***** Excerpted records *****

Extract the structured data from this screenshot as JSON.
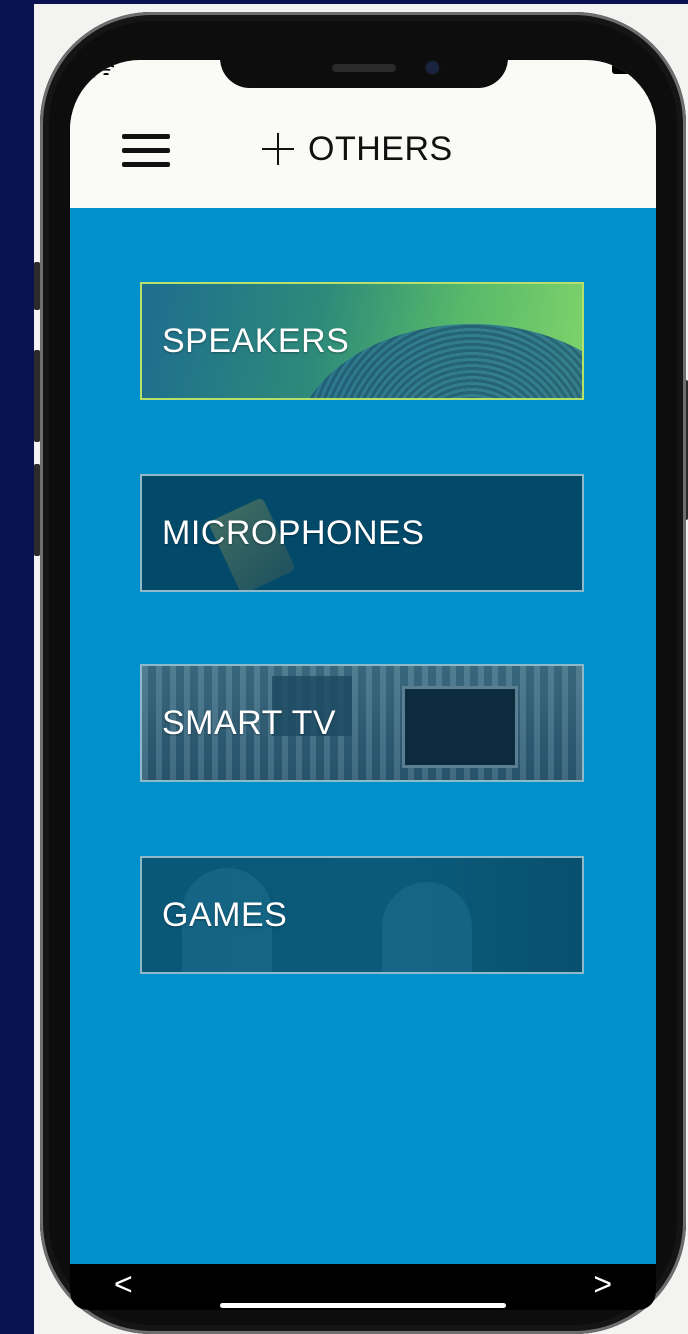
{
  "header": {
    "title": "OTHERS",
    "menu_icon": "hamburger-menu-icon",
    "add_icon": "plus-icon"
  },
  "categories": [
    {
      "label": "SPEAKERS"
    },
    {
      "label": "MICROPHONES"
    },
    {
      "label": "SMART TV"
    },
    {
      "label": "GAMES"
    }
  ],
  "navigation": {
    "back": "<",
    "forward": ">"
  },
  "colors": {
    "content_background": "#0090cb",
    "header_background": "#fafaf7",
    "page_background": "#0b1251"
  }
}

*****
***** Excerpted records *****

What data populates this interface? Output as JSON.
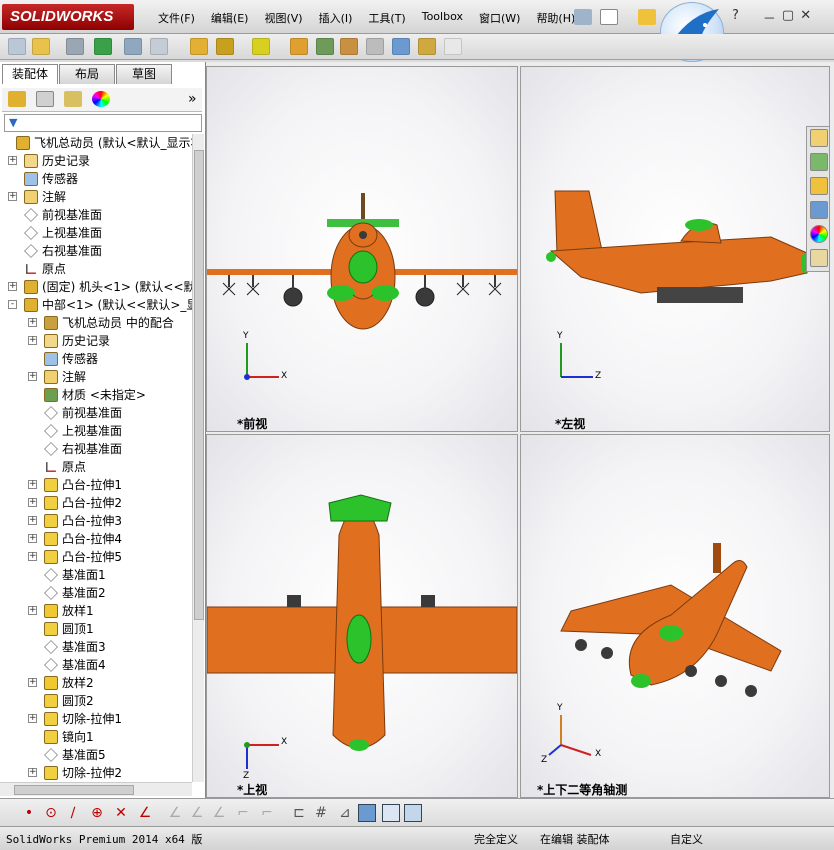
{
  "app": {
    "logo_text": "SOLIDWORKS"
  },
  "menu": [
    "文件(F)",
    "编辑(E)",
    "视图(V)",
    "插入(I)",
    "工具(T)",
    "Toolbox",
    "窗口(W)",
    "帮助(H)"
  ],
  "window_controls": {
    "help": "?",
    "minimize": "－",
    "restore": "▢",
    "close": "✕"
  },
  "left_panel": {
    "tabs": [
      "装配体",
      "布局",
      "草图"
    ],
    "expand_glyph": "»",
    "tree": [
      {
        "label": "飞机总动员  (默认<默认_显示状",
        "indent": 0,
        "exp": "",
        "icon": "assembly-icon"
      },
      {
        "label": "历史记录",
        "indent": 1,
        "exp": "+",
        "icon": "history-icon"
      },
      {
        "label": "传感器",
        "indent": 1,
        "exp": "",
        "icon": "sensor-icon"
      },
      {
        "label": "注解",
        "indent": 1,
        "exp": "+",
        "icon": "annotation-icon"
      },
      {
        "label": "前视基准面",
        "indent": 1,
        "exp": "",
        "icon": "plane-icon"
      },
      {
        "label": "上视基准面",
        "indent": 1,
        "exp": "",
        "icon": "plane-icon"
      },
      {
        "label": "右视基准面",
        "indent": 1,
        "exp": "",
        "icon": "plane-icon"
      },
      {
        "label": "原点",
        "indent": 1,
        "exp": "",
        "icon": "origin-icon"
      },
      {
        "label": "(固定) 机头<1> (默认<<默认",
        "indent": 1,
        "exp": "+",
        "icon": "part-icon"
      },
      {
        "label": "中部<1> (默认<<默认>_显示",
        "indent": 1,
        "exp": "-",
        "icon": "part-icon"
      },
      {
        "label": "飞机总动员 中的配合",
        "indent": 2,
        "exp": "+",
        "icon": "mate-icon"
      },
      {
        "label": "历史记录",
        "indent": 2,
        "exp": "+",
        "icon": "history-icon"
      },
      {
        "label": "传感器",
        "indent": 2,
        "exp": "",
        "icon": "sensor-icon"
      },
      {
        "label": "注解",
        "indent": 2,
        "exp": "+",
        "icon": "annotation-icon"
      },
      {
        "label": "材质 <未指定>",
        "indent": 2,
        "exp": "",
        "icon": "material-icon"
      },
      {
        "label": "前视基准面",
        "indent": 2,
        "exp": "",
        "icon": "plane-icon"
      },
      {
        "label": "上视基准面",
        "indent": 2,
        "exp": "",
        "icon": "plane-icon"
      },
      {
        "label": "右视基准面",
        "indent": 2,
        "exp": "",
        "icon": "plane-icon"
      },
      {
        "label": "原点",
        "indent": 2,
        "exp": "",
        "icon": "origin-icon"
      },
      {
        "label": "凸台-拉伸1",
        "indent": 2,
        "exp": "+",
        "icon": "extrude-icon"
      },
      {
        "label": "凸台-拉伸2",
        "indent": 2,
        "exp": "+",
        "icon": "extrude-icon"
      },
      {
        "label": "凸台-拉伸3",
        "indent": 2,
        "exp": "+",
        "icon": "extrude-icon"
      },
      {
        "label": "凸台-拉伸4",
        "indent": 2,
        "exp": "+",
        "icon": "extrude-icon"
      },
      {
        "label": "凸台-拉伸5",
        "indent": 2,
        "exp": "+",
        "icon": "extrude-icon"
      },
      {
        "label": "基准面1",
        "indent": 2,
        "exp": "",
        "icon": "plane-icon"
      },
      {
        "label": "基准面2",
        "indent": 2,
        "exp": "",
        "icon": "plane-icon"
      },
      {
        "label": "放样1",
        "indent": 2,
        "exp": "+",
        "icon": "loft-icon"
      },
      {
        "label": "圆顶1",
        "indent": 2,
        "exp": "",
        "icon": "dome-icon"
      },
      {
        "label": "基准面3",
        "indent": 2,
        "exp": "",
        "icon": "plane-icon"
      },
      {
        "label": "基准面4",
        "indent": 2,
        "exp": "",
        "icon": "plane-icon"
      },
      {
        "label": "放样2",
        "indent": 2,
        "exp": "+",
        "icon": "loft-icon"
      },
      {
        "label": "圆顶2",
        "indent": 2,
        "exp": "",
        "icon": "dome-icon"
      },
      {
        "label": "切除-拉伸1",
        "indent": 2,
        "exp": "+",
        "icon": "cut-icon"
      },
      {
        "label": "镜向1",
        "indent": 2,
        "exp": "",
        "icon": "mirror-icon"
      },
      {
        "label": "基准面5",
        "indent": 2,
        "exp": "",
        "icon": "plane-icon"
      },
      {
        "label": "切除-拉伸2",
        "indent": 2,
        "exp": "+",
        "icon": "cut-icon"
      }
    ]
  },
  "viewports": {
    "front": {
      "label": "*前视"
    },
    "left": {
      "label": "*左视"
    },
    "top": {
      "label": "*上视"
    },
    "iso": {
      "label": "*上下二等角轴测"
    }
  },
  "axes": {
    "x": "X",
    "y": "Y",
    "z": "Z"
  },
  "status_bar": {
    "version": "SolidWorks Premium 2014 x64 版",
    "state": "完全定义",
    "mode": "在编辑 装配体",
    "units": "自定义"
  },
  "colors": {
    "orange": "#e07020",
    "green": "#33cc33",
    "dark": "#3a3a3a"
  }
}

*****
***** Excerpted records *****

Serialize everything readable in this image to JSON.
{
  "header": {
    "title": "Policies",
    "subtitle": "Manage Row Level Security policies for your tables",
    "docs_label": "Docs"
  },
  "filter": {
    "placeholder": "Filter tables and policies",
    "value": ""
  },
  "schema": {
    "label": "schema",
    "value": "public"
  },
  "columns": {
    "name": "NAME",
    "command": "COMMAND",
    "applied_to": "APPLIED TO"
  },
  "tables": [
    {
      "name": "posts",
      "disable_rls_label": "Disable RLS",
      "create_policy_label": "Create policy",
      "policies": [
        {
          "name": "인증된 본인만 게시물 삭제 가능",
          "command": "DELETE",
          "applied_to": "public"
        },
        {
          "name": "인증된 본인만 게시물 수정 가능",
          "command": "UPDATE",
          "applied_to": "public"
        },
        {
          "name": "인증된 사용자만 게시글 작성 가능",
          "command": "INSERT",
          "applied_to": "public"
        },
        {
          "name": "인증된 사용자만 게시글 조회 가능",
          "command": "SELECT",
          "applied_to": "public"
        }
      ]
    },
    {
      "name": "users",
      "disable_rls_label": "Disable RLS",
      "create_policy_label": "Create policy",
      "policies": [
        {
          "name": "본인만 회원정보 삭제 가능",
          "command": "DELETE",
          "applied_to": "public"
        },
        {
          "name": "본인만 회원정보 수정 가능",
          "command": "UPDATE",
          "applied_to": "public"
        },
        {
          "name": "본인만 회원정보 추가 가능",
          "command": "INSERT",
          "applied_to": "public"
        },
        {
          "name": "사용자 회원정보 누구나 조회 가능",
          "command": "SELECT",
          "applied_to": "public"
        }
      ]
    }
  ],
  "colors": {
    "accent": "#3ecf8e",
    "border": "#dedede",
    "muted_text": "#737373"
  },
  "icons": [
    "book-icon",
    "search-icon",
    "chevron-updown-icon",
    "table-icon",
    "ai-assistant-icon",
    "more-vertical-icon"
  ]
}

*****

[Given request] Search the listing for the word "data" and return each line that holds it.

[Written solution]
Extract the structured data from this screenshot as JSON.
What data populates this interface? Output as JSON.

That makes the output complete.